### [WORK TO BE COMPLETED]
Write out the data again in full, exactly as it reads.
╭─ DATASET RECORDS
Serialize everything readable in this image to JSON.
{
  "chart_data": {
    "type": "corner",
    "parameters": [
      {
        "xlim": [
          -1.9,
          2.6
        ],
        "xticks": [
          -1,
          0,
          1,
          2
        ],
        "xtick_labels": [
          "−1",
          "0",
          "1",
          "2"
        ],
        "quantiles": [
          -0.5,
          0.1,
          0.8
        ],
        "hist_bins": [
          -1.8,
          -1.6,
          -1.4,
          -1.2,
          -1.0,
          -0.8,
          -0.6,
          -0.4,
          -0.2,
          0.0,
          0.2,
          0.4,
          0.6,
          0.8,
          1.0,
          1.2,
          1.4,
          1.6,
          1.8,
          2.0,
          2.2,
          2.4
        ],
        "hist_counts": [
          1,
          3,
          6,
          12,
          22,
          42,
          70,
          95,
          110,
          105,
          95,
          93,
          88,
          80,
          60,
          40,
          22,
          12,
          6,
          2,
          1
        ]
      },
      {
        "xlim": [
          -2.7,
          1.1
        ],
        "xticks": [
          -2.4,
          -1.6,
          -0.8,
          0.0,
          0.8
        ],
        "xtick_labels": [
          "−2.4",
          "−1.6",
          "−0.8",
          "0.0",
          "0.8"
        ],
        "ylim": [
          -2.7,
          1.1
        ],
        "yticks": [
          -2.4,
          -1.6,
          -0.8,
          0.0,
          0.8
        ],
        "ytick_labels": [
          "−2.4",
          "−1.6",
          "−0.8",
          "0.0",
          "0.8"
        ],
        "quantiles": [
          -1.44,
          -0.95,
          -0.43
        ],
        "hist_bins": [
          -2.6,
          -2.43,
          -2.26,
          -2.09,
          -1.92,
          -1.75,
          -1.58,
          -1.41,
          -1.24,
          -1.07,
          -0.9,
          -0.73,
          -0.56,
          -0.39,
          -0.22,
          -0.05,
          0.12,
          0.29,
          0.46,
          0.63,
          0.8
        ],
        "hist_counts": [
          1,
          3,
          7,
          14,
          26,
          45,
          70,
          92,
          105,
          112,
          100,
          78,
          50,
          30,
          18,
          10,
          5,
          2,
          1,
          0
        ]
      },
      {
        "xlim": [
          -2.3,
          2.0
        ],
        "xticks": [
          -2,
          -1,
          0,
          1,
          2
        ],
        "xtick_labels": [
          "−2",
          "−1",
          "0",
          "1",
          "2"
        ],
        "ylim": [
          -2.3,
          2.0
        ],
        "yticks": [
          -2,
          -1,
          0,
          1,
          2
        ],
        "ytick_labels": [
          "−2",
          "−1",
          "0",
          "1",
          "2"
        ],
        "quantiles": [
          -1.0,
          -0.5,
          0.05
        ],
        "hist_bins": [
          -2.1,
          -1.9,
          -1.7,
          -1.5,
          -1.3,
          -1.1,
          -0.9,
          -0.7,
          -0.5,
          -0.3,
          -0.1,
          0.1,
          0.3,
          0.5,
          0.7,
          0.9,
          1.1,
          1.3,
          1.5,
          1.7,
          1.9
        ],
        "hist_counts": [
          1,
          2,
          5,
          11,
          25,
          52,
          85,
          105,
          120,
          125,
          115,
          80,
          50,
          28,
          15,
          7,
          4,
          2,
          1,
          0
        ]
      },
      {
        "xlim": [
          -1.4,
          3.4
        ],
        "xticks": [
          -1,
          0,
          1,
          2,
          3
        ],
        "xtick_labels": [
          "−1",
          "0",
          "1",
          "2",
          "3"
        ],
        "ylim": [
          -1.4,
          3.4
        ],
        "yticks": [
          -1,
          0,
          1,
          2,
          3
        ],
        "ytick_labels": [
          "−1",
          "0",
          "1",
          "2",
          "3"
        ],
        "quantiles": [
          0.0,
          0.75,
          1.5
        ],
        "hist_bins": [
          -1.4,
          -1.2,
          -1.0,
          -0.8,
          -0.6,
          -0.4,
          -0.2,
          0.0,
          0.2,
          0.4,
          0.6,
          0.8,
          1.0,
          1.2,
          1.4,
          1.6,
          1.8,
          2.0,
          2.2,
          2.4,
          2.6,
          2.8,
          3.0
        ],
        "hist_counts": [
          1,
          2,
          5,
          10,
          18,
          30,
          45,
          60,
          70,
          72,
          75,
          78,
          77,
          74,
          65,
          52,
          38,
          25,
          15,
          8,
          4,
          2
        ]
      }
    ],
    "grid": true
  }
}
╰─
### [OUTPUT FOR THIS EXERCISE]
Serialize everything readable in this image to JSON.
{
  "chart_data": {
    "type": "corner",
    "parameters": [
      {
        "xlim": [
          -1.9,
          2.6
        ],
        "xticks": [
          -1,
          0,
          1,
          2
        ],
        "xtick_labels": [
          "−1",
          "0",
          "1",
          "2"
        ],
        "quantiles": [
          -0.5,
          0.1,
          0.8
        ],
        "hist_bins": [
          -1.8,
          -1.6,
          -1.4,
          -1.2,
          -1.0,
          -0.8,
          -0.6,
          -0.4,
          -0.2,
          0.0,
          0.2,
          0.4,
          0.6,
          0.8,
          1.0,
          1.2,
          1.4,
          1.6,
          1.8,
          2.0,
          2.2,
          2.4
        ],
        "hist_counts": [
          1,
          3,
          6,
          12,
          22,
          42,
          70,
          95,
          110,
          105,
          95,
          93,
          88,
          80,
          60,
          40,
          22,
          12,
          6,
          2,
          1
        ]
      },
      {
        "xlim": [
          -2.7,
          1.1
        ],
        "xticks": [
          -2.4,
          -1.6,
          -0.8,
          0.0,
          0.8
        ],
        "xtick_labels": [
          "−2.4",
          "−1.6",
          "−0.8",
          "0.0",
          "0.8"
        ],
        "ylim": [
          -2.7,
          1.1
        ],
        "yticks": [
          -2.4,
          -1.6,
          -0.8,
          0.0,
          0.8
        ],
        "ytick_labels": [
          "−2.4",
          "−1.6",
          "−0.8",
          "0.0",
          "0.8"
        ],
        "quantiles": [
          -1.44,
          -0.95,
          -0.43
        ],
        "hist_bins": [
          -2.6,
          -2.43,
          -2.26,
          -2.09,
          -1.92,
          -1.75,
          -1.58,
          -1.41,
          -1.24,
          -1.07,
          -0.9,
          -0.73,
          -0.56,
          -0.39,
          -0.22,
          -0.05,
          0.12,
          0.29,
          0.46,
          0.63,
          0.8
        ],
        "hist_counts": [
          1,
          3,
          7,
          14,
          26,
          45,
          70,
          92,
          105,
          112,
          100,
          78,
          50,
          30,
          18,
          10,
          5,
          2,
          1,
          0
        ]
      },
      {
        "xlim": [
          -2.3,
          2.0
        ],
        "xticks": [
          -2,
          -1,
          0,
          1,
          2
        ],
        "xtick_labels": [
          "−2",
          "−1",
          "0",
          "1",
          "2"
        ],
        "ylim": [
          -2.3,
          2.0
        ],
        "yticks": [
          -2,
          -1,
          0,
          1,
          2
        ],
        "ytick_labels": [
          "−2",
          "−1",
          "0",
          "1",
          "2"
        ],
        "quantiles": [
          -1.0,
          -0.5,
          0.05
        ],
        "hist_bins": [
          -2.1,
          -1.9,
          -1.7,
          -1.5,
          -1.3,
          -1.1,
          -0.9,
          -0.7,
          -0.5,
          -0.3,
          -0.1,
          0.1,
          0.3,
          0.5,
          0.7,
          0.9,
          1.1,
          1.3,
          1.5,
          1.7,
          1.9
        ],
        "hist_counts": [
          1,
          2,
          5,
          11,
          25,
          52,
          85,
          105,
          120,
          125,
          115,
          80,
          50,
          28,
          15,
          7,
          4,
          2,
          1,
          0
        ]
      },
      {
        "xlim": [
          -1.4,
          3.4
        ],
        "xticks": [
          -1,
          0,
          1,
          2,
          3
        ],
        "xtick_labels": [
          "−1",
          "0",
          "1",
          "2",
          "3"
        ],
        "ylim": [
          -1.4,
          3.4
        ],
        "yticks": [
          -1,
          0,
          1,
          2,
          3
        ],
        "ytick_labels": [
          "−1",
          "0",
          "1",
          "2",
          "3"
        ],
        "quantiles": [
          0.0,
          0.75,
          1.5
        ],
        "hist_bins": [
          -1.4,
          -1.2,
          -1.0,
          -0.8,
          -0.6,
          -0.4,
          -0.2,
          0.0,
          0.2,
          0.4,
          0.6,
          0.8,
          1.0,
          1.2,
          1.4,
          1.6,
          1.8,
          2.0,
          2.2,
          2.4,
          2.6,
          2.8,
          3.0
        ],
        "hist_counts": [
          1,
          2,
          5,
          10,
          18,
          30,
          45,
          60,
          70,
          72,
          75,
          78,
          77,
          74,
          65,
          52,
          38,
          25,
          15,
          8,
          4,
          2
        ]
      }
    ],
    "grid": true
  }
}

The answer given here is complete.